## Records excerpted from a collection:

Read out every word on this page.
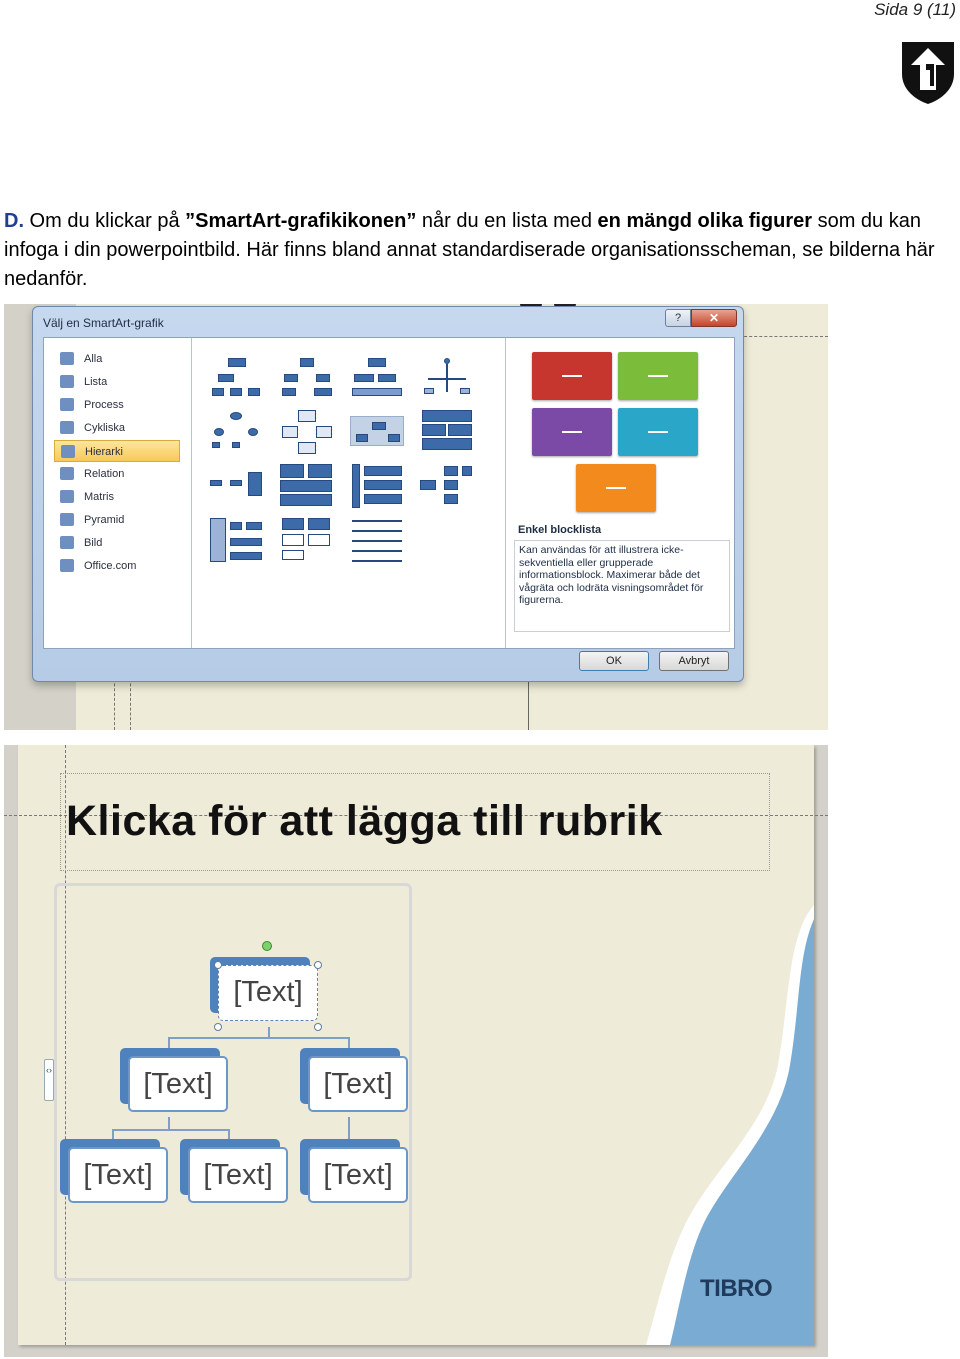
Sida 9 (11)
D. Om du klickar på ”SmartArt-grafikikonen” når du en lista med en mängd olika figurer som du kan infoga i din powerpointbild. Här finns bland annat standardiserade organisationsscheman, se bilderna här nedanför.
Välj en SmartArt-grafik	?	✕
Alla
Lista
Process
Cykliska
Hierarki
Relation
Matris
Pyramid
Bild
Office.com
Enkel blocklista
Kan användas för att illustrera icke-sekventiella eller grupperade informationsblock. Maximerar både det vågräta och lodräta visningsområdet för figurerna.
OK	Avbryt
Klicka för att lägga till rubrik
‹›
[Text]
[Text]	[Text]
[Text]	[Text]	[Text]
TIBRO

## WHAT THE EXERCISE ASKS:
Print the full listing exactly, dropping the pictures.

## SOLUTION TO THIS TASK:
Read out every word on this page.
Sida 9 (11)
D. Om du klickar på ”SmartArt-grafikikonen” når du en lista med en mängd olika figurer som du kan infoga i din powerpointbild. Här finns bland annat standardiserade organisationsscheman, se bilderna här nedanför.
Välj en SmartArt-grafik	?	✕
Alla
Lista
Process
Cykliska
Hierarki
Relation
Matris
Pyramid
Bild
Office.com
Enkel blocklista
Kan användas för att illustrera icke-sekventiella eller grupperade informationsblock. Maximerar både det vågräta och lodräta visningsområdet för figurerna.
OK	Avbryt
Klicka för att lägga till rubrik
‹›
[Text]
[Text]	[Text]
[Text]	[Text]	[Text]
TIBRO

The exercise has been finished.